** Start of Exercise materials **
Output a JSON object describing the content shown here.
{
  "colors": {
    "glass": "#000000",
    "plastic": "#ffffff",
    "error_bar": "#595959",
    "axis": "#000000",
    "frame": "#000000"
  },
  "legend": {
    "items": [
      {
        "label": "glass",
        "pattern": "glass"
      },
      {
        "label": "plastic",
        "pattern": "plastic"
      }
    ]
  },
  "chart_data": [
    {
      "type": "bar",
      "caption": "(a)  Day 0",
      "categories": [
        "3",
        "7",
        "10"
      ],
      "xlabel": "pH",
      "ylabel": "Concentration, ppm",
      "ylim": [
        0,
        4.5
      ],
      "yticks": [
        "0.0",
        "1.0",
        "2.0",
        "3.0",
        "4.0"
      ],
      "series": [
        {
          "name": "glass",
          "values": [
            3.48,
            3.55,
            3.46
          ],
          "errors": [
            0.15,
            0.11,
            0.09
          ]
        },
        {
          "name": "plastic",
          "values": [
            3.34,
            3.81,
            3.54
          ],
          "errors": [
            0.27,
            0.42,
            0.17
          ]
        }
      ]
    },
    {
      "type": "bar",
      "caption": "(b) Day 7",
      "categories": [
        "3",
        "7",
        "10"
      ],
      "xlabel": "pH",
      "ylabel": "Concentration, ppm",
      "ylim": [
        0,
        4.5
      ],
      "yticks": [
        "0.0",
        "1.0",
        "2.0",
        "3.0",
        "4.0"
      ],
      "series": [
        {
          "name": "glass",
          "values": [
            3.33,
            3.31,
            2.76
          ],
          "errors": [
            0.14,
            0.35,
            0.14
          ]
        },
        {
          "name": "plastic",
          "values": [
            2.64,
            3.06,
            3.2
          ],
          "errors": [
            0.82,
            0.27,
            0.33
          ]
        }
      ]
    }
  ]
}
** End of Exercise materials **
▶ _Task brief_: Copy each line holding the word "plastic" from the listing above.

▶ _The answer_:
    "plastic": "#ffffff",
        "label": "plastic",
        "pattern": "plastic"
          "name": "plastic",
          "name": "plastic",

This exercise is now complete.